▶ **Travail demandé**
Poursuivez la décision de justice sur l'appel de la commune de Tavel à partir de sa dernière phrase.

───── Extrait du document ─────

Procédure devant la Cour :
Par une requête enregistrée le 22 janvier 2019, la commune de Tavel, représentée par Me E..., demande à la Cour :
1°) d'annuler le jugement du tribunal administratif de Nîmes du 4 décembre 2018 ;
2°) de rejeter la requête présentée par Mme F... devant le tribunal administratif de Nîmes ;
3°) de mettre à la charge de Mme F... la somme de 3 000 euros en application des dispositions de l'article L. 761-1 du code de justice administrative.
Elle soutient que :
- le projet méconnait les dispositions de l'article R. 111-2 du code de l'urbanisme en raison du risque inondation ;
- le projet méconnait les dispositions des articles L. 111-11 et R. 111-13 du code de l'urbanisme en raison de l'extension nécessaire du réseau électrique ;
- le projet méconnait les dispositions des articles R. 111-5 et R. 111-6 du code de l'urbanisme car il porte atteinte à la sécurité des usagers de la voie publique.
Par un mémoire en défense enregistré le 22 avril 2020, Mme F..., représentée par Me A..., conclut au rejet de la requête, à l'annulation de la décision du 3 octobre 2017 par laquelle le maire de Tavel a procédé au retrait de la décision tacite de non opposition à déclaration préalable de division du 4 août 2017 et à ce que soit mise à la charge de la commune de Tavel la somme de 4 000 euros en application de l'article L. 761-1 du code de justice administrative.
Elle fait valoir que les moyens sont infondés.
Vu les autres pièces du dossier.
Vu :
- le code de l'urbanisme ;
- le code de justice administrative.
Les parties ont été régulièrement averties du jour de l'audience.
Ont été entendus au cours de l'audience publique :
- le rapport de Mme B...,
- les conclusions de Mme D..., rapporteure publique,
- et les observations de Me E... pour la commune de Tavel.
Considérant ce qui suit :
1. La commune de Tavel relève appel du jugement du 4 décembre 2018 par lequel le tribunal administratif de Nîmes a annulé la décision du 3 octobre 2017 par laquelle le maire de Tavel a procédé au retrait de la décision tacite de non opposition à déclaration préalable du 4 août 2017 portant sur la division en quatre lots en vue de construire de la parcelle cadastrée E 26 située chemin des Comeyres, lieudit " Cabanette ".
Sur le bien-fondé du jugement :
2. En premier lieu, aux termes de l'article R. 111-2 du code de l'urbanisme : " Le projet peut être refusé ou n'être accepté que sous réserve de l'observation de prescriptions spéciales s'il est de nature à porter atteinte à la salubrité ou à la sécurité publique du fait de sa situation, de ses caractéristiques, de son importance ou de son implantation à proximité d'autres installations. ". Pour apprécier si les risques d'atteinte à la salubrité ou à la sécurité publique justifient un refus d'autorisation sur le fondement des dispositions de l'article R. 111-2 du code de l'urbanisme, il appartient à l'autorité compétente en matière d'urbanisme, sous le contrôle du juge de l'excès de pouvoir, de tenir compte tant de la probabilité de réalisation de ces risques que de la gravité de leurs conséquences, s'ils se réalisent.

───── Entrées répertoriées ─────

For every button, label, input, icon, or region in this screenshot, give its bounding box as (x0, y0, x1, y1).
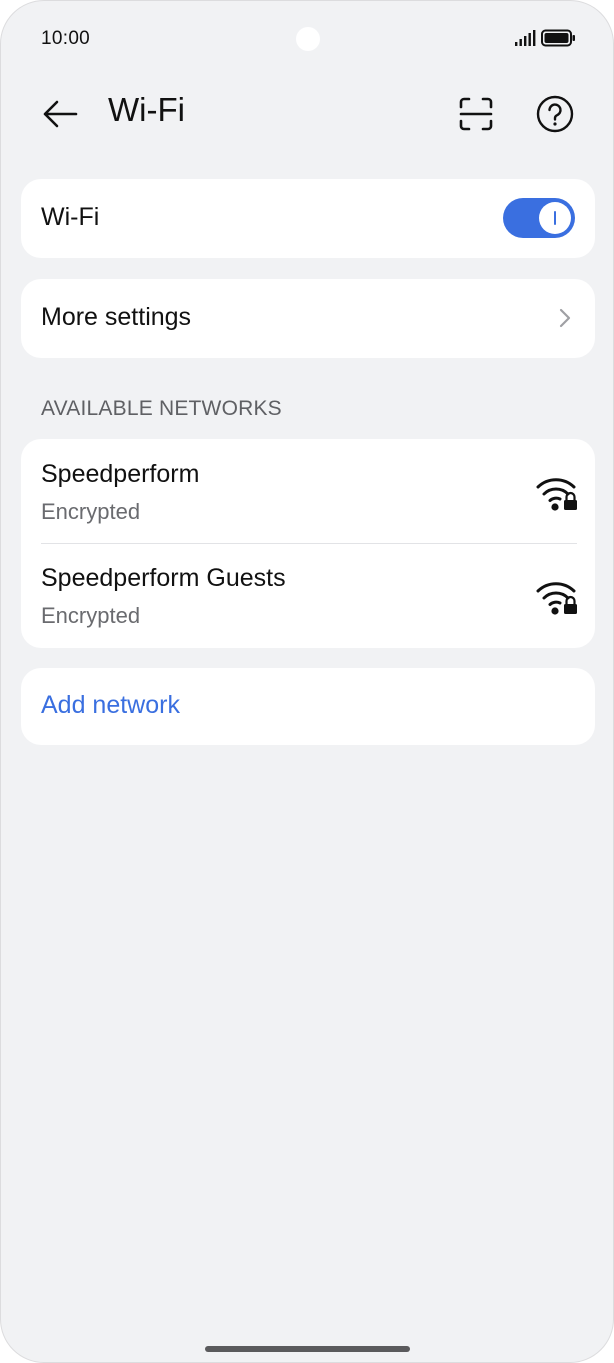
add-network-card: Add network (21, 668, 595, 745)
network-list: Speedperform Encrypted Speedperform Gues… (21, 439, 595, 648)
network-security-status: Encrypted (41, 499, 141, 524)
toggle-knob (539, 202, 571, 234)
back-arrow-icon (43, 100, 78, 128)
chevron-right-icon (559, 308, 571, 328)
phone-screen: 10:00 Wi-Fi Wi-Fi More settings AVAILABL… (0, 0, 614, 1363)
page-title: Wi-Fi (108, 91, 185, 128)
battery-icon (541, 29, 575, 47)
wifi-lock-icon (536, 478, 577, 511)
network-name: Speedperform (41, 460, 200, 488)
scan-button[interactable] (453, 91, 499, 137)
camera-cutout (296, 27, 320, 51)
help-button[interactable] (532, 91, 578, 137)
add-network-button[interactable]: Add network (41, 691, 180, 720)
scan-icon (459, 97, 493, 131)
status-time: 10:00 (41, 28, 91, 49)
app-header: Wi-Fi (1, 77, 613, 149)
available-networks-header: AVAILABLE NETWORKS (41, 397, 282, 420)
wifi-toggle-label: Wi-Fi (41, 203, 100, 231)
status-bar: 10:00 (1, 1, 613, 77)
home-indicator[interactable] (205, 1346, 410, 1352)
network-name: Speedperform Guests (41, 564, 286, 592)
signal-icon (515, 30, 536, 46)
back-button[interactable] (37, 91, 83, 137)
network-item-speedperform-guests[interactable]: Speedperform Guests Encrypted (21, 543, 595, 647)
wifi-lock-icon (536, 582, 577, 615)
help-icon (536, 95, 574, 133)
network-security-status: Encrypted (41, 603, 141, 628)
more-settings-label: More settings (41, 303, 192, 331)
wifi-toggle-card: Wi-Fi (21, 179, 595, 258)
wifi-toggle-switch[interactable] (503, 198, 575, 238)
network-item-speedperform[interactable]: Speedperform Encrypted (21, 439, 595, 544)
more-settings-row[interactable]: More settings (21, 279, 595, 358)
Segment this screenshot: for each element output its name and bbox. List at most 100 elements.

─────

▶ **Réponse à l'exercice**
3. Il ressort des pièces du dossier, notamment des cartes réalisées par Cereg Ingénierie intitulées " Zonage du risque inondation à l'échelle communale et intégration dans les documents d'urbanisme - Premier croisement aléa / enjeux " et " Zonage du risque inondation ", cette dernière étant annexée à l'avis de la direction départementale des territoires et de la mer (DDTM), que le terrain d'assiette du projet est situé, s'agissant de l'aléa inondation, en partie Ouest et Sud en aléas moyen et faible, sur une infirme partie Nord en aléa faible, et pour le reste, correspondant à la majeure partie des parcelles, en risque nul, et s'agissant de l'aléa ruissellement en aléa faible dénommé R-I-U. Le Service eau et inondation de la direction départementale des territoires et de la mer du Gard, saisi dans le cadre de l'instruction de la déclaration en litige, a rendu un avis favorable le 10 août 2017 en confirmant d'une part le niveau d'aléa ruissellement faible affectant le terrain et comportant, d'autre part, une prescription pour le risque inondation visant uniquement le lot A et préconisant de caler la surface de plancher de la future construction à 50 centimètres minimum au-dessus du terrain naturel. Dans ces conditions, en raison du niveau faible à moyen de ces aléas, de la configuration du terrain et de la prescription émise par la DDTM, le projet en litige n'est pas de nature à porter atteinte à la sécurité publique, et un tel motif de retrait était illégal.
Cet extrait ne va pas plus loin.